**RECORD EXTRACTS**
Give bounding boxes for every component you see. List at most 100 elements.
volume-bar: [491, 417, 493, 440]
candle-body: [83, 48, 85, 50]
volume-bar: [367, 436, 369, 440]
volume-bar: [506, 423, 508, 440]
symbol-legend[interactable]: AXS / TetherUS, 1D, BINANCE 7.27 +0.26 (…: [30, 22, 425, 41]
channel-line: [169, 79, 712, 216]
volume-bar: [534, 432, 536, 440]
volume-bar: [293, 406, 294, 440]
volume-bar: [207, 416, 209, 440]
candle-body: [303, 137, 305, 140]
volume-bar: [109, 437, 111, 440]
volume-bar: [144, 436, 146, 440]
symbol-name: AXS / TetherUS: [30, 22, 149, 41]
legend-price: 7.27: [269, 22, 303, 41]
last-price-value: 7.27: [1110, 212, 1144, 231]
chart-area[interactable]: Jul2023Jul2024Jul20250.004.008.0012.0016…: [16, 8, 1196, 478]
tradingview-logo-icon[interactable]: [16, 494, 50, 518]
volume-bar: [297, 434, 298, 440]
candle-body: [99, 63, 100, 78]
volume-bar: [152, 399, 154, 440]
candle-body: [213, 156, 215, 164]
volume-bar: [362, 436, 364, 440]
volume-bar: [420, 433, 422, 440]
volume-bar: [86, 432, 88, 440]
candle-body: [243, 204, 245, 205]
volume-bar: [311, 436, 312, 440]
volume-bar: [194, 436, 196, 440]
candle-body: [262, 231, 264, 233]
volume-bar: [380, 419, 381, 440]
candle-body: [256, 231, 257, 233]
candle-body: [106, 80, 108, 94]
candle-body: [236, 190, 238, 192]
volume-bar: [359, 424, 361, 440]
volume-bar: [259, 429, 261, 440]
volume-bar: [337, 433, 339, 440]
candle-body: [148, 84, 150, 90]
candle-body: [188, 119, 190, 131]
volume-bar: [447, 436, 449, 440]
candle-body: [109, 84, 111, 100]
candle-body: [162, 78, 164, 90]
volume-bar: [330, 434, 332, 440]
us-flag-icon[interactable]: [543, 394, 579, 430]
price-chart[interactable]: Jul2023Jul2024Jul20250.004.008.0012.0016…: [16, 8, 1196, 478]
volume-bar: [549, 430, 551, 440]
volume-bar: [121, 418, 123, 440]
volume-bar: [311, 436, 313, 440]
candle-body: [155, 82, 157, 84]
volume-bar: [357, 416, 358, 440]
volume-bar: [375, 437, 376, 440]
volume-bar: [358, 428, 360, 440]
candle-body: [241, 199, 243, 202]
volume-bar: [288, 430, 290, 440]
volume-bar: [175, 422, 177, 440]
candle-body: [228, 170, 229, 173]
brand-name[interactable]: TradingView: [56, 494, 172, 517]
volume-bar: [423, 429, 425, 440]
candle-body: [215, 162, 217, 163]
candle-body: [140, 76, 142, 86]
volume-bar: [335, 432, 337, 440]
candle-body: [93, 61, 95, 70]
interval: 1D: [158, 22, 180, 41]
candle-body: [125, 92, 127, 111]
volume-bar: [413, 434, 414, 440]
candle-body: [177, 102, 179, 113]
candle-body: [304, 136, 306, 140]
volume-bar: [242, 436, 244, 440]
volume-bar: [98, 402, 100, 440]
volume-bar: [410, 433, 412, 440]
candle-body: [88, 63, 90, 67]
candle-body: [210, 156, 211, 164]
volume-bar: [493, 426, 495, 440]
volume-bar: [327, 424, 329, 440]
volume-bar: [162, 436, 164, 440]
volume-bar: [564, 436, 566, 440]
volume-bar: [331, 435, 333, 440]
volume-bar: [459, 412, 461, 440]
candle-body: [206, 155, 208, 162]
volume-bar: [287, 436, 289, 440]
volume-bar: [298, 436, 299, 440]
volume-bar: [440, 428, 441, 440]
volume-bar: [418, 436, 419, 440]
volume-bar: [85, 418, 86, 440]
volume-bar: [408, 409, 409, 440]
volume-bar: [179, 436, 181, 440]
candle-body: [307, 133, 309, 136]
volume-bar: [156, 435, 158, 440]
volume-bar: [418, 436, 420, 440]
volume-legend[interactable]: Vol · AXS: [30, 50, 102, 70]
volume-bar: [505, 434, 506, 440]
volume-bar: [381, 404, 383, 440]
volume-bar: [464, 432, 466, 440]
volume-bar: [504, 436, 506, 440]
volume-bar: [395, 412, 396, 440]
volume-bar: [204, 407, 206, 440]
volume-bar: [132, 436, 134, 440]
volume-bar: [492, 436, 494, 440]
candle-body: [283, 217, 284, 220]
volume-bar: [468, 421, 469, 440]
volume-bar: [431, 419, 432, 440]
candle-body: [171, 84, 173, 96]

**AIM**
Transcribe every line of the data above character for character.

**COMPLETED EXERCISE**
Give bounding boxes for every component you see. List at most 100 elements.
volume-bar: [491, 417, 493, 440]
candle-body: [83, 48, 85, 50]
volume-bar: [367, 436, 369, 440]
volume-bar: [506, 423, 508, 440]
symbol-legend[interactable]: AXS / TetherUS, 1D, BINANCE 7.27 +0.26 (…: [30, 22, 425, 41]
channel-line: [169, 79, 712, 216]
volume-bar: [534, 432, 536, 440]
volume-bar: [293, 406, 294, 440]
volume-bar: [207, 416, 209, 440]
candle-body: [303, 137, 305, 140]
volume-bar: [109, 437, 111, 440]
volume-bar: [144, 436, 146, 440]
symbol-name: AXS / TetherUS: [30, 22, 149, 41]
legend-price: 7.27: [269, 22, 303, 41]
last-price-value: 7.27: [1110, 212, 1144, 231]
chart-area[interactable]: Jul2023Jul2024Jul20250.004.008.0012.0016…: [16, 8, 1196, 478]
tradingview-logo-icon[interactable]: [16, 494, 50, 518]
volume-bar: [297, 434, 298, 440]
candle-body: [99, 63, 100, 78]
volume-bar: [152, 399, 154, 440]
candle-body: [213, 156, 215, 164]
volume-bar: [362, 436, 364, 440]
volume-bar: [420, 433, 422, 440]
volume-bar: [86, 432, 88, 440]
candle-body: [243, 204, 245, 205]
volume-bar: [311, 436, 312, 440]
volume-bar: [194, 436, 196, 440]
candle-body: [262, 231, 264, 233]
volume-bar: [380, 419, 381, 440]
candle-body: [256, 231, 257, 233]
candle-body: [106, 80, 108, 94]
candle-body: [236, 190, 238, 192]
volume-bar: [359, 424, 361, 440]
volume-bar: [259, 429, 261, 440]
volume-bar: [337, 433, 339, 440]
candle-body: [148, 84, 150, 90]
candle-body: [188, 119, 190, 131]
volume-bar: [447, 436, 449, 440]
candle-body: [109, 84, 111, 100]
candle-body: [162, 78, 164, 90]
volume-bar: [330, 434, 332, 440]
us-flag-icon[interactable]: [543, 394, 579, 430]
price-chart[interactable]: Jul2023Jul2024Jul20250.004.008.0012.0016…: [16, 8, 1196, 478]
volume-bar: [549, 430, 551, 440]
volume-bar: [121, 418, 123, 440]
volume-bar: [311, 436, 313, 440]
candle-body: [155, 82, 157, 84]
volume-bar: [357, 416, 358, 440]
volume-bar: [375, 437, 376, 440]
volume-bar: [358, 428, 360, 440]
candle-body: [241, 199, 243, 202]
volume-bar: [288, 430, 290, 440]
volume-bar: [175, 422, 177, 440]
candle-body: [228, 170, 229, 173]
brand-name[interactable]: TradingView: [56, 494, 172, 517]
volume-bar: [423, 429, 425, 440]
candle-body: [215, 162, 217, 163]
candle-body: [140, 76, 142, 86]
volume-bar: [335, 432, 337, 440]
candle-body: [93, 61, 95, 70]
interval: 1D: [158, 22, 180, 41]
candle-body: [125, 92, 127, 111]
volume-bar: [413, 434, 414, 440]
candle-body: [177, 102, 179, 113]
candle-body: [304, 136, 306, 140]
volume-bar: [242, 436, 244, 440]
volume-bar: [98, 402, 100, 440]
volume-bar: [410, 433, 412, 440]
candle-body: [88, 63, 90, 67]
candle-body: [210, 156, 211, 164]
volume-bar: [493, 426, 495, 440]
volume-bar: [327, 424, 329, 440]
volume-bar: [162, 436, 164, 440]
volume-bar: [564, 436, 566, 440]
volume-bar: [331, 435, 333, 440]
volume-bar: [459, 412, 461, 440]
candle-body: [206, 155, 208, 162]
volume-bar: [287, 436, 289, 440]
volume-bar: [298, 436, 299, 440]
volume-bar: [440, 428, 441, 440]
volume-bar: [418, 436, 419, 440]
volume-bar: [85, 418, 86, 440]
volume-bar: [408, 409, 409, 440]
volume-bar: [179, 436, 181, 440]
candle-body: [307, 133, 309, 136]
volume-bar: [156, 435, 158, 440]
volume-bar: [418, 436, 420, 440]
volume-legend[interactable]: Vol · AXS: [30, 50, 102, 70]
volume-bar: [505, 434, 506, 440]
volume-bar: [381, 404, 383, 440]
volume-bar: [464, 432, 466, 440]
volume-bar: [504, 436, 506, 440]
volume-bar: [395, 412, 396, 440]
volume-bar: [204, 407, 206, 440]
volume-bar: [132, 436, 134, 440]
volume-bar: [492, 436, 494, 440]
candle-body: [283, 217, 284, 220]
volume-bar: [468, 421, 469, 440]
volume-bar: [431, 419, 432, 440]
candle-body: [171, 84, 173, 96]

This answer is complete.